### Given request
Check each line below for the word "Reset", and copy those that have it.

[Extracted data entries]
= = = =

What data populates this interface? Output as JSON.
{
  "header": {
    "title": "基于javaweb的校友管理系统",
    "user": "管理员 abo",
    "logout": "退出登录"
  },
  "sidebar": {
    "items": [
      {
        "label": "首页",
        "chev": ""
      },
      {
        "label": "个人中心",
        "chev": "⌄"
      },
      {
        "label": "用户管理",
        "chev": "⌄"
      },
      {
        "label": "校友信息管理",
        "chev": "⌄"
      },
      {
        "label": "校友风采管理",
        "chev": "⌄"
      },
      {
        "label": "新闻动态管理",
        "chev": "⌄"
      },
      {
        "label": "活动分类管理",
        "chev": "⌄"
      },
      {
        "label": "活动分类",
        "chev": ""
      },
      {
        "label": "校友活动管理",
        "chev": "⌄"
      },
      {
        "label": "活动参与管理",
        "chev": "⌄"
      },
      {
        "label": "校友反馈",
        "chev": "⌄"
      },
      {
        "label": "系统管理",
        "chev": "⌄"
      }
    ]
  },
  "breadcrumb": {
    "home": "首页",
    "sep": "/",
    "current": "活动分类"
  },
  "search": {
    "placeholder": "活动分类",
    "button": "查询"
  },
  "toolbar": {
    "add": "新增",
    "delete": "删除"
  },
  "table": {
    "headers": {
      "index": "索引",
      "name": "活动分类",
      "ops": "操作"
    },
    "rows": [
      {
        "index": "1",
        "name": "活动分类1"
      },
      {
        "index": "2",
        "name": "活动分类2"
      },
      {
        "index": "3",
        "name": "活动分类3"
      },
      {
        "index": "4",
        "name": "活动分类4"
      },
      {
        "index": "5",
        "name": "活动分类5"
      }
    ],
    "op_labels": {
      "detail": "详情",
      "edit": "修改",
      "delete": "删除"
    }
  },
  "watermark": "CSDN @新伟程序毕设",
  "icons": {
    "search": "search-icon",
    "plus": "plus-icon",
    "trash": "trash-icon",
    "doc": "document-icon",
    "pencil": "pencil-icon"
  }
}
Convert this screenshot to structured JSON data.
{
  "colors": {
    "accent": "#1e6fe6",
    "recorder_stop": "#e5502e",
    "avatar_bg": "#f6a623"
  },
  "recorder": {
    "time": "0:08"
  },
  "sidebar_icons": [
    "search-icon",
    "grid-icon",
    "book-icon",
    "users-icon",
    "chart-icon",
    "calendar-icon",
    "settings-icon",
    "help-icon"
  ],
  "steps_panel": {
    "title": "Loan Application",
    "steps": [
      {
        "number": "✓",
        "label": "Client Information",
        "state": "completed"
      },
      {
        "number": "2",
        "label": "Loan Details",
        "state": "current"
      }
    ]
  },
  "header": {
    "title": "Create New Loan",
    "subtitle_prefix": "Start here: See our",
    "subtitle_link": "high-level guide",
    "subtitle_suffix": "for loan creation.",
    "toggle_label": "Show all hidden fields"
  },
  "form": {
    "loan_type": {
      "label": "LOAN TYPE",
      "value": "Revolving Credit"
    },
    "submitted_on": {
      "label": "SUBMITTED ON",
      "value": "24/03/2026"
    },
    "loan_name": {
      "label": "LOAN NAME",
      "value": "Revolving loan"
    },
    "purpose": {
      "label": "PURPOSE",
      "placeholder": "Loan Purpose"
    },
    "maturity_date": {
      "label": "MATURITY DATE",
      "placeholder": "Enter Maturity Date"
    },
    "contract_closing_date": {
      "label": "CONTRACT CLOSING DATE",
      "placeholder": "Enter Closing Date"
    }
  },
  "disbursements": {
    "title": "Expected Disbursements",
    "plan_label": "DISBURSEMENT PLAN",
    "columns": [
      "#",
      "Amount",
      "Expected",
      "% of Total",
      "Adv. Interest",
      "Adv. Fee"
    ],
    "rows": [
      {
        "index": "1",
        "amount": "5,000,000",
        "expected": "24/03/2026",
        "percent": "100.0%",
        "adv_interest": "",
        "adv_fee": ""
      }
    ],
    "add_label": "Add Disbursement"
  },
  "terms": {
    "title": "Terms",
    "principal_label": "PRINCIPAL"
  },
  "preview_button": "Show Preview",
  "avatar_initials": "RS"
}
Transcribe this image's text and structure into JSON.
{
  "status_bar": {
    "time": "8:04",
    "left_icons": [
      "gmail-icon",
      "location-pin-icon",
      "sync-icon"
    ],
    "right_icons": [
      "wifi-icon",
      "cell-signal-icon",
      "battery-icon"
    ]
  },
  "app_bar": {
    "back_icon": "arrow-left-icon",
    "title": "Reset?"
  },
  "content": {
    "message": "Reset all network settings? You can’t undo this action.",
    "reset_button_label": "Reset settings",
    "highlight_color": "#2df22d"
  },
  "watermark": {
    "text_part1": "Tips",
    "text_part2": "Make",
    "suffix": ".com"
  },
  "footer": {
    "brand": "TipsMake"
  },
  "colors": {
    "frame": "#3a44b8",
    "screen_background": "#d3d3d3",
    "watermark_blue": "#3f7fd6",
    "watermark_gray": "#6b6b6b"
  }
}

= = = =

### Completed exercise
    "title": "Reset?"
    "message": "Reset all network settings? You can’t undo this action.",
    "reset_button_label": "Reset settings",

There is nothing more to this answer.